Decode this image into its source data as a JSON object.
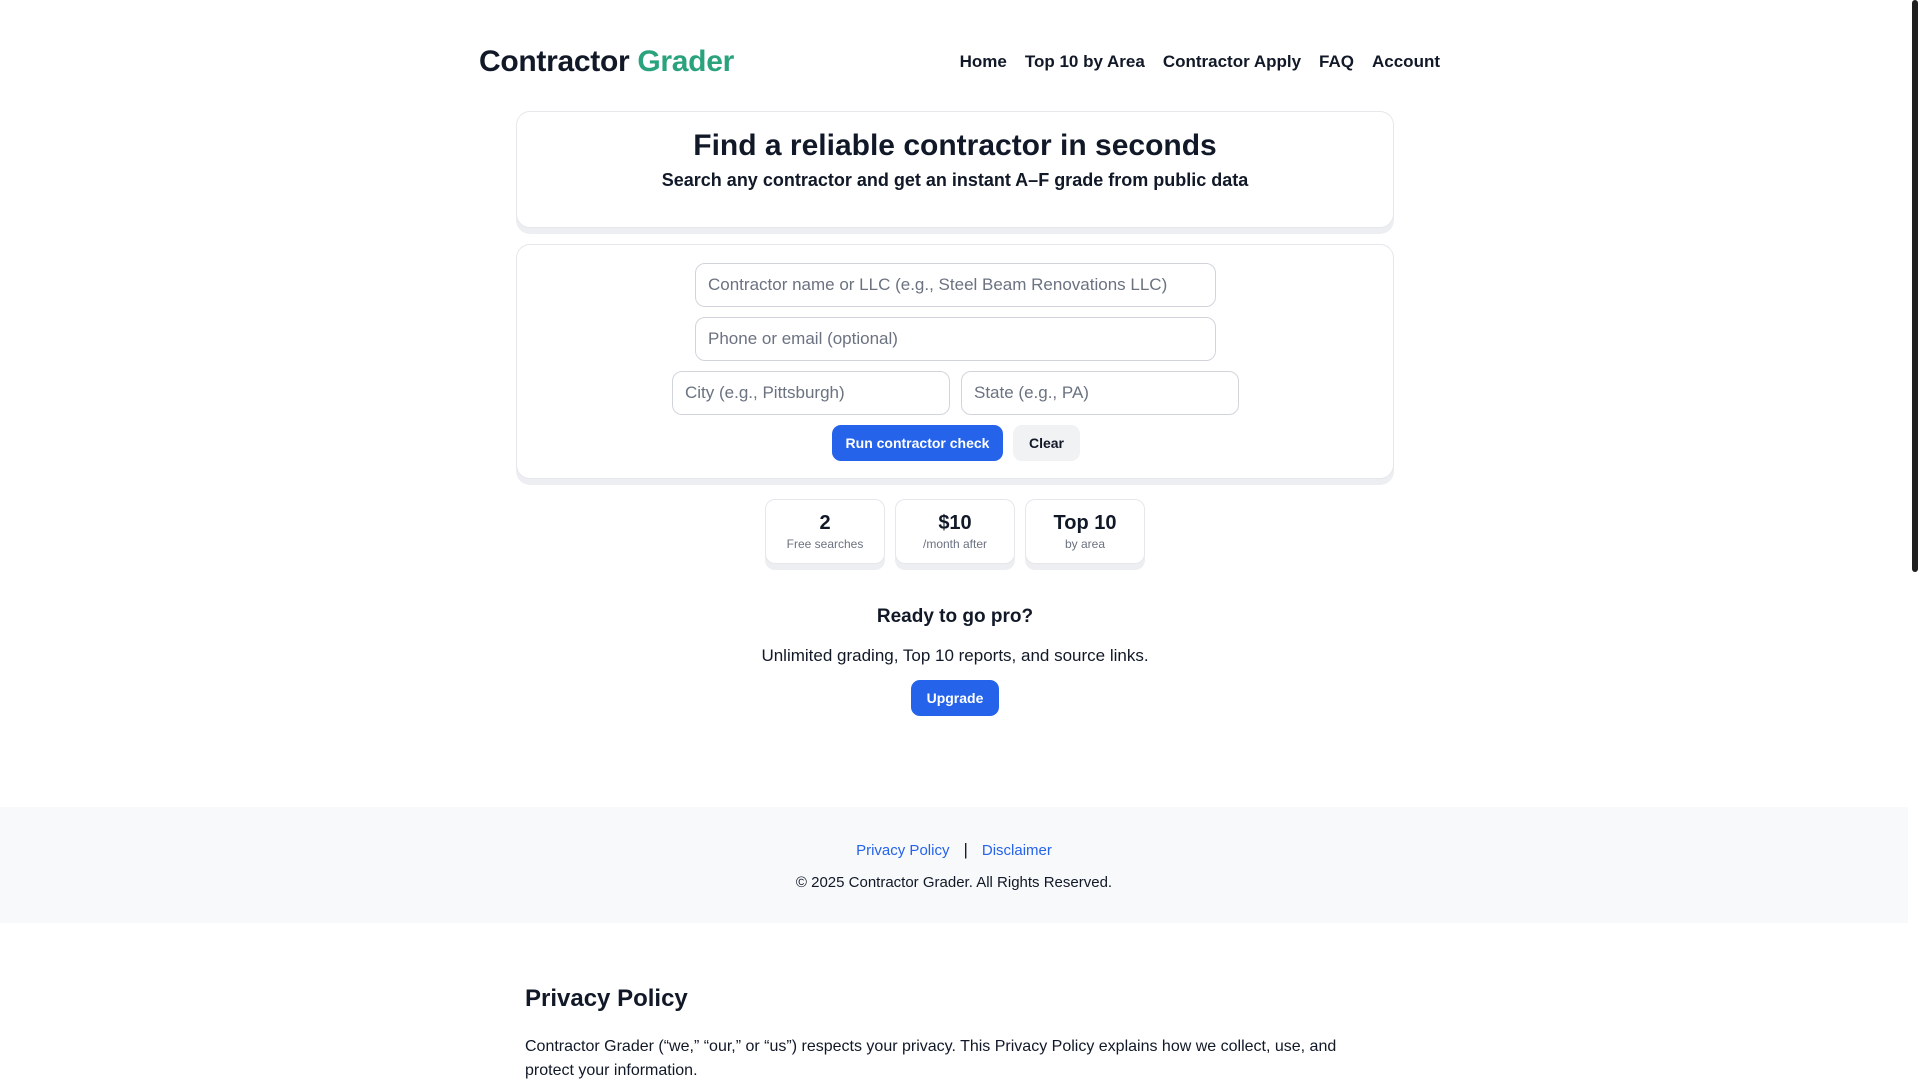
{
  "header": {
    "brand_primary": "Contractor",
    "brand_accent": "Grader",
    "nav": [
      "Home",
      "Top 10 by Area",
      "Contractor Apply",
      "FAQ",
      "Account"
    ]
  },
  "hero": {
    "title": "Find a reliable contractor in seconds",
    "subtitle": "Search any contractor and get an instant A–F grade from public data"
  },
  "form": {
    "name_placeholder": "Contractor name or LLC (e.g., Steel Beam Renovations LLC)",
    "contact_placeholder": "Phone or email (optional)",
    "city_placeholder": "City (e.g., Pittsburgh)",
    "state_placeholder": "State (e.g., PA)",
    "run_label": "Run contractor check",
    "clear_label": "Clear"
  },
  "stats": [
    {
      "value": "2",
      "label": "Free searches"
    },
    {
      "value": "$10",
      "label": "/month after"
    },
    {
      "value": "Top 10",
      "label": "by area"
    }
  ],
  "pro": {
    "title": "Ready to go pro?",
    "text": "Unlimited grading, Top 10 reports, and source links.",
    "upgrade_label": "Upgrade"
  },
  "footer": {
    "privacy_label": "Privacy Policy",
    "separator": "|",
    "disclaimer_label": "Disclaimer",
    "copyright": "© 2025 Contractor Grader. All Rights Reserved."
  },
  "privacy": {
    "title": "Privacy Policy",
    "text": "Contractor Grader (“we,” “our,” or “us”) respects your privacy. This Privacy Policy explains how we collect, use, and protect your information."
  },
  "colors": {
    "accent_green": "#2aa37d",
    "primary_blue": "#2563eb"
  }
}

## Task
Using the records above, retype everything exactly except the pictures.

## Response
Decode this image into its source data as a JSON object.
{
  "header": {
    "brand_primary": "Contractor",
    "brand_accent": "Grader",
    "nav": [
      "Home",
      "Top 10 by Area",
      "Contractor Apply",
      "FAQ",
      "Account"
    ]
  },
  "hero": {
    "title": "Find a reliable contractor in seconds",
    "subtitle": "Search any contractor and get an instant A–F grade from public data"
  },
  "form": {
    "name_placeholder": "Contractor name or LLC (e.g., Steel Beam Renovations LLC)",
    "contact_placeholder": "Phone or email (optional)",
    "city_placeholder": "City (e.g., Pittsburgh)",
    "state_placeholder": "State (e.g., PA)",
    "run_label": "Run contractor check",
    "clear_label": "Clear"
  },
  "stats": [
    {
      "value": "2",
      "label": "Free searches"
    },
    {
      "value": "$10",
      "label": "/month after"
    },
    {
      "value": "Top 10",
      "label": "by area"
    }
  ],
  "pro": {
    "title": "Ready to go pro?",
    "text": "Unlimited grading, Top 10 reports, and source links.",
    "upgrade_label": "Upgrade"
  },
  "footer": {
    "privacy_label": "Privacy Policy",
    "separator": "|",
    "disclaimer_label": "Disclaimer",
    "copyright": "© 2025 Contractor Grader. All Rights Reserved."
  },
  "privacy": {
    "title": "Privacy Policy",
    "text": "Contractor Grader (“we,” “our,” or “us”) respects your privacy. This Privacy Policy explains how we collect, use, and protect your information."
  },
  "colors": {
    "accent_green": "#2aa37d",
    "primary_blue": "#2563eb"
  }
}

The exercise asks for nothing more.